PROBLEM REQUIREMENTS ▸ Filter the entries that follow, copying every line in which the word "Report" appears.

RECORDS SHOWN ▸
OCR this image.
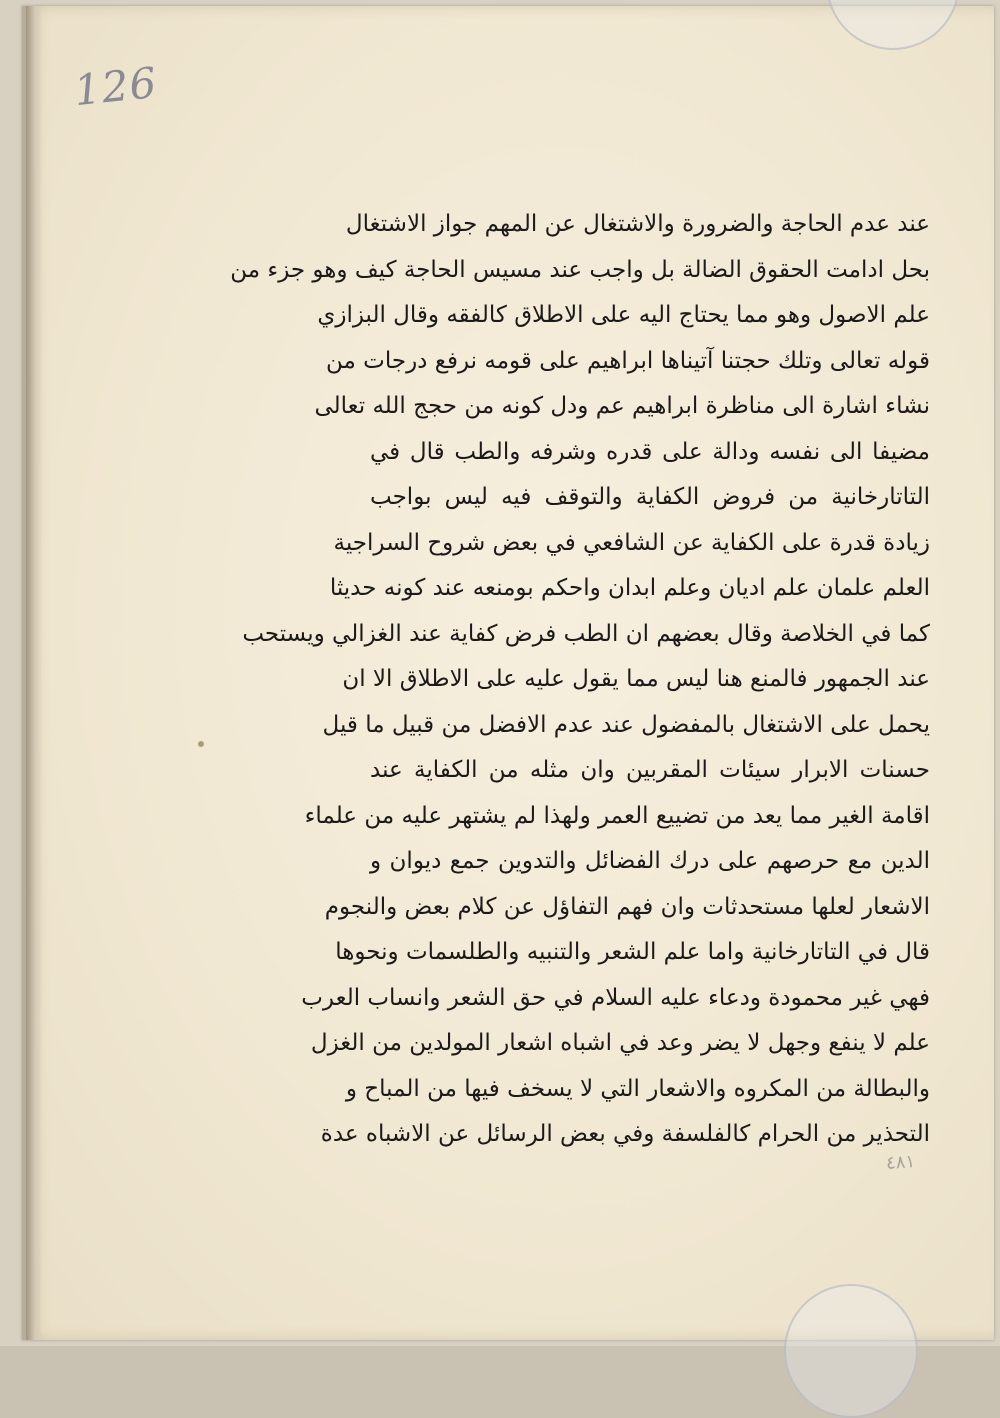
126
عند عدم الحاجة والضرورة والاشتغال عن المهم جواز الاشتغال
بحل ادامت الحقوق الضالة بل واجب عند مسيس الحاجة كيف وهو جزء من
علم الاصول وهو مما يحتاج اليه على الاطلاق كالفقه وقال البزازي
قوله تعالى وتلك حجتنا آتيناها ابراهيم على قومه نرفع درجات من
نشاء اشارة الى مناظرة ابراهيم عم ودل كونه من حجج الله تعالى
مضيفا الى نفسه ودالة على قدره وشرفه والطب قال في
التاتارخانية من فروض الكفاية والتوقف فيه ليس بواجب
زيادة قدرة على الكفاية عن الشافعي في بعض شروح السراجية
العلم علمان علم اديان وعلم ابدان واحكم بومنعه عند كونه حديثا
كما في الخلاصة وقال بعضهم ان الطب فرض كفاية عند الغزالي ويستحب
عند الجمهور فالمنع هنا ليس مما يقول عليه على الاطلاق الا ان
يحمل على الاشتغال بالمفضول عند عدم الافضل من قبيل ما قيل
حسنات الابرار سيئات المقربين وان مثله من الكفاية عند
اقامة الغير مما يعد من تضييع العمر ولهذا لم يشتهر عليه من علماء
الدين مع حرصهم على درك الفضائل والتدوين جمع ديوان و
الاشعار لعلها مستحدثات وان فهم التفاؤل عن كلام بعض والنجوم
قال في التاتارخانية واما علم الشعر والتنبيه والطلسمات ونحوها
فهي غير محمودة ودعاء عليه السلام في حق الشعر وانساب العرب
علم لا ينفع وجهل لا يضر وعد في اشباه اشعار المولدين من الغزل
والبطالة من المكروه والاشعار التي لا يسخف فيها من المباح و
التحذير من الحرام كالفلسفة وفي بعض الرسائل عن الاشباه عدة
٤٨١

---

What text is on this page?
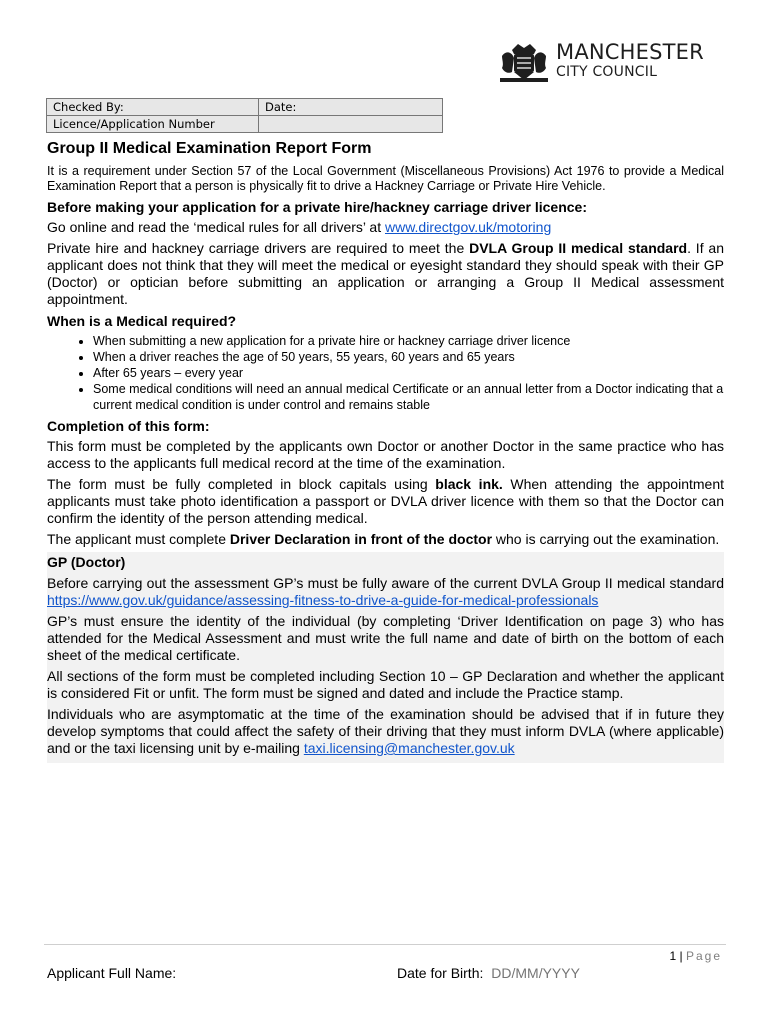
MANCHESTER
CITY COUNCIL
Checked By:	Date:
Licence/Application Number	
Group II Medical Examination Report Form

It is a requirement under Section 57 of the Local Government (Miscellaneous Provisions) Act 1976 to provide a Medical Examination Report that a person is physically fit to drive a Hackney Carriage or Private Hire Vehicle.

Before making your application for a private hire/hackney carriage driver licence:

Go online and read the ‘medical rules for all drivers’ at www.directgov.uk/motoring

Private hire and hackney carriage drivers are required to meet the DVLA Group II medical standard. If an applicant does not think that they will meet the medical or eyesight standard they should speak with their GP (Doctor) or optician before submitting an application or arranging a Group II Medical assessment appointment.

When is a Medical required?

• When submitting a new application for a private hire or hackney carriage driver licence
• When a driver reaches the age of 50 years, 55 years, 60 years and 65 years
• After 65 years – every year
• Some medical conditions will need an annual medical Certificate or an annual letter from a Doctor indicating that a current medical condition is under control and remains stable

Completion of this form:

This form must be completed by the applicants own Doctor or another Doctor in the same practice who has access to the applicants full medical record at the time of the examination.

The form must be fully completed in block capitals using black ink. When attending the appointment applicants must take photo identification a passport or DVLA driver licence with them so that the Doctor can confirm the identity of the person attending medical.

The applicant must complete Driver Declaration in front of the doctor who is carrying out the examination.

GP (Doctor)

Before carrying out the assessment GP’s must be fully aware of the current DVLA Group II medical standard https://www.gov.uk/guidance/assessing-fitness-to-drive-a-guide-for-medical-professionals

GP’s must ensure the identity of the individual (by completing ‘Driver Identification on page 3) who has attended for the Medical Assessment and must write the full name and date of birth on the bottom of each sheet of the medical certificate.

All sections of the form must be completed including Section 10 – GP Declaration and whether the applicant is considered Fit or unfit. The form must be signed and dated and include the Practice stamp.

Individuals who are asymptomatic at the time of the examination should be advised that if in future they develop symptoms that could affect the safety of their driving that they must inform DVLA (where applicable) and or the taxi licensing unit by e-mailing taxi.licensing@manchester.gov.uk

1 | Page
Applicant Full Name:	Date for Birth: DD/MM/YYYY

---

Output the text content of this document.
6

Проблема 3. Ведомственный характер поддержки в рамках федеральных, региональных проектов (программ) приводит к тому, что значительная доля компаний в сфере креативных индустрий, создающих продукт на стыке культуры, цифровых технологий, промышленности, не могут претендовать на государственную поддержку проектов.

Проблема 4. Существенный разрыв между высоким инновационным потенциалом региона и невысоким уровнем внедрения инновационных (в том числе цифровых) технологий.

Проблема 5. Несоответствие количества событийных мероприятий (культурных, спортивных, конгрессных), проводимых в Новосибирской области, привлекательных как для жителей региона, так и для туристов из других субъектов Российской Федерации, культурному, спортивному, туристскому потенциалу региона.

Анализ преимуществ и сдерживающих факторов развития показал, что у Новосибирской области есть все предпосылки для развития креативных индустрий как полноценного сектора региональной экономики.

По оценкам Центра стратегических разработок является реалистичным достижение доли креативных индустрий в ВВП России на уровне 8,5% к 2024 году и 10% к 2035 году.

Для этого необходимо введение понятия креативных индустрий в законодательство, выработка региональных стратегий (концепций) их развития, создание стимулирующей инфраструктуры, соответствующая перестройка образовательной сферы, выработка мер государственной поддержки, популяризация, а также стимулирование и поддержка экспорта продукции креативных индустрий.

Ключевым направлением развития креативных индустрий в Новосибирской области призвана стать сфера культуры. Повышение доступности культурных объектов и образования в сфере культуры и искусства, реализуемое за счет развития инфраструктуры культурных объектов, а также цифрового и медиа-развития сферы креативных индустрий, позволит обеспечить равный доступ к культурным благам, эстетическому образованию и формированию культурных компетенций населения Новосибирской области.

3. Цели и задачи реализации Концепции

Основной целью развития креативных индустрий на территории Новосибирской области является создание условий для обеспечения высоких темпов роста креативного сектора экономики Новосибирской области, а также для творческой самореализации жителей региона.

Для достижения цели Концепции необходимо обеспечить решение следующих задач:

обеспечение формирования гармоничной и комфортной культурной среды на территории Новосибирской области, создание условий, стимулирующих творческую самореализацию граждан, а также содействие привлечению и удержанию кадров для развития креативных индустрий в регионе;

FINAL RESULT ▸
Group II Medical Examination Report Form
It is a requirement under Section 57 of the Local Government (Miscellaneous Provisions) Act 1976 to provide a Medical Examination Report that a person is physically fit to drive a Hackney Carriage or Private Hire Vehicle.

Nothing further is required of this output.